TASK BRIEF →
Go through the material and pull out every line with the string "Лазоревых" in it.

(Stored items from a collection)
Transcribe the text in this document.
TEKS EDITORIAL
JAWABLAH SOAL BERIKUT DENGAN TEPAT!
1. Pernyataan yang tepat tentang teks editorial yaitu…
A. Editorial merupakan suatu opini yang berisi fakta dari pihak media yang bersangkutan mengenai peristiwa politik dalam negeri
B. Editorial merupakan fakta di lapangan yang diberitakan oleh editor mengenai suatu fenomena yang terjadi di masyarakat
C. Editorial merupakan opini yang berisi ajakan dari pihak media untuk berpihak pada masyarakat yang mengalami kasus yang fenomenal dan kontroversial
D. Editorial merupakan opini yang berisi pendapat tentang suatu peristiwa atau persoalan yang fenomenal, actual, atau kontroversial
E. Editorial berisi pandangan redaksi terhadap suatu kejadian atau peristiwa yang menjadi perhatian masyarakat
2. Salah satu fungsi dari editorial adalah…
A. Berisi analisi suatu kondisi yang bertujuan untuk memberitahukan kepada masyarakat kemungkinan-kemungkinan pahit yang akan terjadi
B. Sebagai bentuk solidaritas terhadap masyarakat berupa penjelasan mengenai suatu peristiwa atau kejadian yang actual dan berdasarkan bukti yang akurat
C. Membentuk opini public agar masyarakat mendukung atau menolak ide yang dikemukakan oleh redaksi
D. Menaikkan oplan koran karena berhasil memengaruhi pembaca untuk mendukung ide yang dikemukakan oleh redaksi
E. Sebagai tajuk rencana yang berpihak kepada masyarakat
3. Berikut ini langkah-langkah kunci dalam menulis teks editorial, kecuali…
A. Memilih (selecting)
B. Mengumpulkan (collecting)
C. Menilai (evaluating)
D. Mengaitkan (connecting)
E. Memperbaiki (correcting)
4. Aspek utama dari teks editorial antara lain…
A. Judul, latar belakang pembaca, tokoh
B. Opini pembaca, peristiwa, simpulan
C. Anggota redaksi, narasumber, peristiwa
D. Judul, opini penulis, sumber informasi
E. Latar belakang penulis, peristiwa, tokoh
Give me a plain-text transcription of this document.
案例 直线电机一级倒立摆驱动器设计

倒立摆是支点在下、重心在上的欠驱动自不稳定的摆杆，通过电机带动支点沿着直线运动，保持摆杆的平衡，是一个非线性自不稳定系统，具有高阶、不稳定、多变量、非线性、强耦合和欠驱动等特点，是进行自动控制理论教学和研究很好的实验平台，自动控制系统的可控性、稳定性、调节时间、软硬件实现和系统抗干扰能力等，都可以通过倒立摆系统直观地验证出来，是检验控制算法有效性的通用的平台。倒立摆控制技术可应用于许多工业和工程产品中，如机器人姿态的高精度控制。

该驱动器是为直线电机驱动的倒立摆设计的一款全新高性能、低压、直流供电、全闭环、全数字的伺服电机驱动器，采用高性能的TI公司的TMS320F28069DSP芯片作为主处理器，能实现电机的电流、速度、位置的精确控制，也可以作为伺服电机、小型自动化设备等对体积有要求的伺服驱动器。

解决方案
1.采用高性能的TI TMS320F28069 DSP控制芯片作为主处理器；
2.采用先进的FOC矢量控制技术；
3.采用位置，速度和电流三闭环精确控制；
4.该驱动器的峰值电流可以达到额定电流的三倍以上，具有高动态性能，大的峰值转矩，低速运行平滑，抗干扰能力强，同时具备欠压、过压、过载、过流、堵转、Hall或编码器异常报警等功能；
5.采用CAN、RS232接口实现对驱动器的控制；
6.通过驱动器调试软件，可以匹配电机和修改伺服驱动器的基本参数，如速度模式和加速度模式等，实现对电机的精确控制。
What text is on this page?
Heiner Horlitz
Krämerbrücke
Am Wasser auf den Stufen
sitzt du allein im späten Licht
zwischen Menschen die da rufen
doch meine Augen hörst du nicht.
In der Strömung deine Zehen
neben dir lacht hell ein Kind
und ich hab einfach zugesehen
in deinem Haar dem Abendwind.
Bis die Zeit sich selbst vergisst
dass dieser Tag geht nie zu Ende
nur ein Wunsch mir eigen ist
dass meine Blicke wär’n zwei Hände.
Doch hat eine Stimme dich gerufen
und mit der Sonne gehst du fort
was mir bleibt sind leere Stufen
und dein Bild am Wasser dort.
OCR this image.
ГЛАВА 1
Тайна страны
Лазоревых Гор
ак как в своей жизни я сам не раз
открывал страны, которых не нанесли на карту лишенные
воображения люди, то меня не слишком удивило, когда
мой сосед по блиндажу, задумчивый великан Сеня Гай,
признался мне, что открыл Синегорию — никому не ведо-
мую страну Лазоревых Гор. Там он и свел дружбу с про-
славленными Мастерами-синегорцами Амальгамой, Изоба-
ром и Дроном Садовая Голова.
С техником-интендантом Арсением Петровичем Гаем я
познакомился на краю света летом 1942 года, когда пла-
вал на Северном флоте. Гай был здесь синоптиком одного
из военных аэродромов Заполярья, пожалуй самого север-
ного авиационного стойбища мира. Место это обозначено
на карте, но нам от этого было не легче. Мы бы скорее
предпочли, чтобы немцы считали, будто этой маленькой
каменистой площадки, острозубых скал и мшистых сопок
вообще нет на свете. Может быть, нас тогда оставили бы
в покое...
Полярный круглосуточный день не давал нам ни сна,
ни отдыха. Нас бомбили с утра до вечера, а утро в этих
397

SOLUTION TO THE PROBLEM →
Лазоревых Гор
мую страну Лазоревых Гор. Там он и свел дружбу с про-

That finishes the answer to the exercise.